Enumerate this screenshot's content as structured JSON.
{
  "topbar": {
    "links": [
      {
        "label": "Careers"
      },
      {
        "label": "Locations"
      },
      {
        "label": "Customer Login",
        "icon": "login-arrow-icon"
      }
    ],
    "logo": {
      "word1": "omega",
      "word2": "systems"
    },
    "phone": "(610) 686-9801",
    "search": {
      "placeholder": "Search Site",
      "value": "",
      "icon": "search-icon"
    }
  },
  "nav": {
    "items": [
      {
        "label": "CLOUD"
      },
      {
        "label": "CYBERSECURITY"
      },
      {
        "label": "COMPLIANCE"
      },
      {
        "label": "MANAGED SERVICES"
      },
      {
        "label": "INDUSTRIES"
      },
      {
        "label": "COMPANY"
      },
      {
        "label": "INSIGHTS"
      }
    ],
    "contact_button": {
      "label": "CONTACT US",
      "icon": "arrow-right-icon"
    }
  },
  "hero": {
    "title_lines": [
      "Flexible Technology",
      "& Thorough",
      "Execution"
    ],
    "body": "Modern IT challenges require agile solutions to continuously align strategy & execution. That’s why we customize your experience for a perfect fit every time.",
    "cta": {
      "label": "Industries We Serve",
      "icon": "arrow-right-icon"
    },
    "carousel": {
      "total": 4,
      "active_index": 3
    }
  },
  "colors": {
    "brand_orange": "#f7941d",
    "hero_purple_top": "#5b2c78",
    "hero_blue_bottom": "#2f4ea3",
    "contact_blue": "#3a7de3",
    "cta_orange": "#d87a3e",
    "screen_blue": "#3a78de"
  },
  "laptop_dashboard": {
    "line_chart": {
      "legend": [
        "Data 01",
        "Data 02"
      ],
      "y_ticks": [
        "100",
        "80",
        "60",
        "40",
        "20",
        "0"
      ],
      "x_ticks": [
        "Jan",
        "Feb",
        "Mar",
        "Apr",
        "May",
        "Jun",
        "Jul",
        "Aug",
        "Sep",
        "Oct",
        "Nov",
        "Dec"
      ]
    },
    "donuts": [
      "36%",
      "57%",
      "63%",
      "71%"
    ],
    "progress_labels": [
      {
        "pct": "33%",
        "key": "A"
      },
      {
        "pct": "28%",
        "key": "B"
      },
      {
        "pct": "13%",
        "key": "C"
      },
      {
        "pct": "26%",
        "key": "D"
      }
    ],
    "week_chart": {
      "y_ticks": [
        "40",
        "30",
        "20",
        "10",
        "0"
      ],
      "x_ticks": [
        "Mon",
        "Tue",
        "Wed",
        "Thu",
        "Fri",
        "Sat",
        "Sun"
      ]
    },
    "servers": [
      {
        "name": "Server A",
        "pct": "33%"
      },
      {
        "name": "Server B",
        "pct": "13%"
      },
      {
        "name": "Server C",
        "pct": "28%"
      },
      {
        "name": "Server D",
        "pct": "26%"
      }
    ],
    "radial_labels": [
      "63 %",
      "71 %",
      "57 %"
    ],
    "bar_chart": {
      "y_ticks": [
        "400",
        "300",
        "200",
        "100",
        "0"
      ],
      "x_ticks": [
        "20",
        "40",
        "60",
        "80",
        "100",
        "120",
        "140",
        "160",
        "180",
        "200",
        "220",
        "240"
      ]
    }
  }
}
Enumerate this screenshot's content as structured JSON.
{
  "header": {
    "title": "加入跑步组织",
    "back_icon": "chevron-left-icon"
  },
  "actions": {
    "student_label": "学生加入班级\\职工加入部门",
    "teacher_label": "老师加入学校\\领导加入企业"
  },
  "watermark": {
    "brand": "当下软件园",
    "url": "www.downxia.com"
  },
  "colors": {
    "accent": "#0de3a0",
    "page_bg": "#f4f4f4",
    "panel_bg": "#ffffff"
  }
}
------
_SHORT TASK_: Write the listing out again, exactly as it reads.

_ANSWER TO THE PROBLEM_:
Enumerate this screenshot's content as structured JSON.
{
  "topbar": {
    "links": [
      {
        "label": "Careers"
      },
      {
        "label": "Locations"
      },
      {
        "label": "Customer Login",
        "icon": "login-arrow-icon"
      }
    ],
    "logo": {
      "word1": "omega",
      "word2": "systems"
    },
    "phone": "(610) 686-9801",
    "search": {
      "placeholder": "Search Site",
      "value": "",
      "icon": "search-icon"
    }
  },
  "nav": {
    "items": [
      {
        "label": "CLOUD"
      },
      {
        "label": "CYBERSECURITY"
      },
      {
        "label": "COMPLIANCE"
      },
      {
        "label": "MANAGED SERVICES"
      },
      {
        "label": "INDUSTRIES"
      },
      {
        "label": "COMPANY"
      },
      {
        "label": "INSIGHTS"
      }
    ],
    "contact_button": {
      "label": "CONTACT US",
      "icon": "arrow-right-icon"
    }
  },
  "hero": {
    "title_lines": [
      "Flexible Technology",
      "& Thorough",
      "Execution"
    ],
    "body": "Modern IT challenges require agile solutions to continuously align strategy & execution. That’s why we customize your experience for a perfect fit every time.",
    "cta": {
      "label": "Industries We Serve",
      "icon": "arrow-right-icon"
    },
    "carousel": {
      "total": 4,
      "active_index": 3
    }
  },
  "colors": {
    "brand_orange": "#f7941d",
    "hero_purple_top": "#5b2c78",
    "hero_blue_bottom": "#2f4ea3",
    "contact_blue": "#3a7de3",
    "cta_orange": "#d87a3e",
    "screen_blue": "#3a78de"
  },
  "laptop_dashboard": {
    "line_chart": {
      "legend": [
        "Data 01",
        "Data 02"
      ],
      "y_ticks": [
        "100",
        "80",
        "60",
        "40",
        "20",
        "0"
      ],
      "x_ticks": [
        "Jan",
        "Feb",
        "Mar",
        "Apr",
        "May",
        "Jun",
        "Jul",
        "Aug",
        "Sep",
        "Oct",
        "Nov",
        "Dec"
      ]
    },
    "donuts": [
      "36%",
      "57%",
      "63%",
      "71%"
    ],
    "progress_labels": [
      {
        "pct": "33%",
        "key": "A"
      },
      {
        "pct": "28%",
        "key": "B"
      },
      {
        "pct": "13%",
        "key": "C"
      },
      {
        "pct": "26%",
        "key": "D"
      }
    ],
    "week_chart": {
      "y_ticks": [
        "40",
        "30",
        "20",
        "10",
        "0"
      ],
      "x_ticks": [
        "Mon",
        "Tue",
        "Wed",
        "Thu",
        "Fri",
        "Sat",
        "Sun"
      ]
    },
    "servers": [
      {
        "name": "Server A",
        "pct": "33%"
      },
      {
        "name": "Server B",
        "pct": "13%"
      },
      {
        "name": "Server C",
        "pct": "28%"
      },
      {
        "name": "Server D",
        "pct": "26%"
      }
    ],
    "radial_labels": [
      "63 %",
      "71 %",
      "57 %"
    ],
    "bar_chart": {
      "y_ticks": [
        "400",
        "300",
        "200",
        "100",
        "0"
      ],
      "x_ticks": [
        "20",
        "40",
        "60",
        "80",
        "100",
        "120",
        "140",
        "160",
        "180",
        "200",
        "220",
        "240"
      ]
    }
  }
}
Enumerate this screenshot's content as structured JSON.
{
  "header": {
    "title": "加入跑步组织",
    "back_icon": "chevron-left-icon"
  },
  "actions": {
    "student_label": "学生加入班级\\职工加入部门",
    "teacher_label": "老师加入学校\\领导加入企业"
  },
  "watermark": {
    "brand": "当下软件园",
    "url": "www.downxia.com"
  },
  "colors": {
    "accent": "#0de3a0",
    "page_bg": "#f4f4f4",
    "panel_bg": "#ffffff"
  }
}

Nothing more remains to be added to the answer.